_What is required_. Copy the material below word for word, starting at its first line and ending with the line that contains "- security-actions: Alarm", both lines included.

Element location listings
_____

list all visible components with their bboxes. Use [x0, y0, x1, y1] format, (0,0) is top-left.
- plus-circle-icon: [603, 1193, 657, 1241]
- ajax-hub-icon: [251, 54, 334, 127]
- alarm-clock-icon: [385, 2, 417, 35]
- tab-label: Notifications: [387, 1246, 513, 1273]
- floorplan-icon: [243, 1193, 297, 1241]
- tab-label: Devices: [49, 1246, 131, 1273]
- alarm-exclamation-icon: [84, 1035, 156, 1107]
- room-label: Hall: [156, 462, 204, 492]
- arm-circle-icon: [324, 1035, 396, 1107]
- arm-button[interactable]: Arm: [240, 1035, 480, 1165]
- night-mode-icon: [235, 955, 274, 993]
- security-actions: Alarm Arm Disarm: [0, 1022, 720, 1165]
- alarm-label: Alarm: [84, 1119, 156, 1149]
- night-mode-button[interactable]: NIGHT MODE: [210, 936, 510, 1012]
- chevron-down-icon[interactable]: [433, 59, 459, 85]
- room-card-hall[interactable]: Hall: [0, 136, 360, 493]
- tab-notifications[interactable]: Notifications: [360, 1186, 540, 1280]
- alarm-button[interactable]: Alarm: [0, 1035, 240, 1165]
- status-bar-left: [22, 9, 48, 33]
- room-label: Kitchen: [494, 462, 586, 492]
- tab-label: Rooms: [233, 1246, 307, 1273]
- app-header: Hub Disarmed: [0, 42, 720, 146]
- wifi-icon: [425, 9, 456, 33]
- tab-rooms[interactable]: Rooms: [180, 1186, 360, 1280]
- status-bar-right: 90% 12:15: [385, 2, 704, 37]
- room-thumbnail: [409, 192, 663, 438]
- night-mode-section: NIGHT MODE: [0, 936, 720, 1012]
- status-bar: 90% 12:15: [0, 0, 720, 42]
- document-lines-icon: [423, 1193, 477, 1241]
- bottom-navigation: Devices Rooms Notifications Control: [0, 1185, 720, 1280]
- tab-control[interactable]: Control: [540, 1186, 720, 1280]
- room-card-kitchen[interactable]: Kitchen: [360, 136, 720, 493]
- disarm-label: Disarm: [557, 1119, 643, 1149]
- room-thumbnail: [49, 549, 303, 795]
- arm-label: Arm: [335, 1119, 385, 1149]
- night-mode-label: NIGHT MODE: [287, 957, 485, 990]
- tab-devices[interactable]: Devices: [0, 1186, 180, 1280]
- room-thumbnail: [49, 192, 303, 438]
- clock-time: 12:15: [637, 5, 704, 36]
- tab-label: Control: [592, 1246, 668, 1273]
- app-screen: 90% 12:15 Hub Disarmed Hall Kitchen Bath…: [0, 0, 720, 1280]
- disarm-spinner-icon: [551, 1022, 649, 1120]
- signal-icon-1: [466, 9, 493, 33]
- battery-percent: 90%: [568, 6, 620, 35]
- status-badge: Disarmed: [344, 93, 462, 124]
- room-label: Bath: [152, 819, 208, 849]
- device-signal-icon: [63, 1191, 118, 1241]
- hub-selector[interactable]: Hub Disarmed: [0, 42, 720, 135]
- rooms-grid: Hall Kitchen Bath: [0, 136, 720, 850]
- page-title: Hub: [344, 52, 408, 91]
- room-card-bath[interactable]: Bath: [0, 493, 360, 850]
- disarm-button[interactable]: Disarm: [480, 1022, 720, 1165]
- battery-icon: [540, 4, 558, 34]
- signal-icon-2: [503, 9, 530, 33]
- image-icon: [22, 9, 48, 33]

_____

_Exercise result_.
list all visible components with their bboxes. Use [x0, y0, x1, y1] format, (0,0) is top-left.
- plus-circle-icon: [603, 1193, 657, 1241]
- ajax-hub-icon: [251, 54, 334, 127]
- alarm-clock-icon: [385, 2, 417, 35]
- tab-label: Notifications: [387, 1246, 513, 1273]
- floorplan-icon: [243, 1193, 297, 1241]
- tab-label: Devices: [49, 1246, 131, 1273]
- alarm-exclamation-icon: [84, 1035, 156, 1107]
- room-label: Hall: [156, 462, 204, 492]
- arm-circle-icon: [324, 1035, 396, 1107]
- arm-button[interactable]: Arm: [240, 1035, 480, 1165]
- night-mode-icon: [235, 955, 274, 993]
- security-actions: Alarm Arm Disarm: [0, 1022, 720, 1165]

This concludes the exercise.